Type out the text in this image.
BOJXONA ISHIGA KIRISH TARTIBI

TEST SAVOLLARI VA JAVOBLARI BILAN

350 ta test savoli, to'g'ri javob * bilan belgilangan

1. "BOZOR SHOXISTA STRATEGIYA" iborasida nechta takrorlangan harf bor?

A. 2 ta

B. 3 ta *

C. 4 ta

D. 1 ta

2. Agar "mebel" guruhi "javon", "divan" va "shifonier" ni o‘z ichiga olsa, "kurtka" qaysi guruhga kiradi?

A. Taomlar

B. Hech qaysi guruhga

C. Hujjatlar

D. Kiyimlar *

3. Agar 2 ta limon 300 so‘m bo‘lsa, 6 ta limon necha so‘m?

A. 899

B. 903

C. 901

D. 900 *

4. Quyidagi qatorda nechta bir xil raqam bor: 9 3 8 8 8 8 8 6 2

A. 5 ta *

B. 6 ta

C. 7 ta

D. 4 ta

__WHAT THE EXERCISE ASKS__
Write the listing out again, exactly as it reads.

__WORKED ANSWER__
Type out the text in this image.
BOJXONA ISHIGA KIRISH TARTIBI

TEST SAVOLLARI VA JAVOBLARI BILAN

350 ta test savoli, to'g'ri javob * bilan belgilangan

1. "BOZOR SHOXISTA STRATEGIYA" iborasida nechta takrorlangan harf bor?

A. 2 ta

B. 3 ta *

C. 4 ta

D. 1 ta

2. Agar "mebel" guruhi "javon", "divan" va "shifonier" ni o‘z ichiga olsa, "kurtka" qaysi guruhga kiradi?

A. Taomlar

B. Hech qaysi guruhga

C. Hujjatlar

D. Kiyimlar *

3. Agar 2 ta limon 300 so‘m bo‘lsa, 6 ta limon necha so‘m?

A. 899

B. 903

C. 901

D. 900 *

4. Quyidagi qatorda nechta bir xil raqam bor: 9 3 8 8 8 8 8 6 2

A. 5 ta *

B. 6 ta

C. 7 ta

D. 4 ta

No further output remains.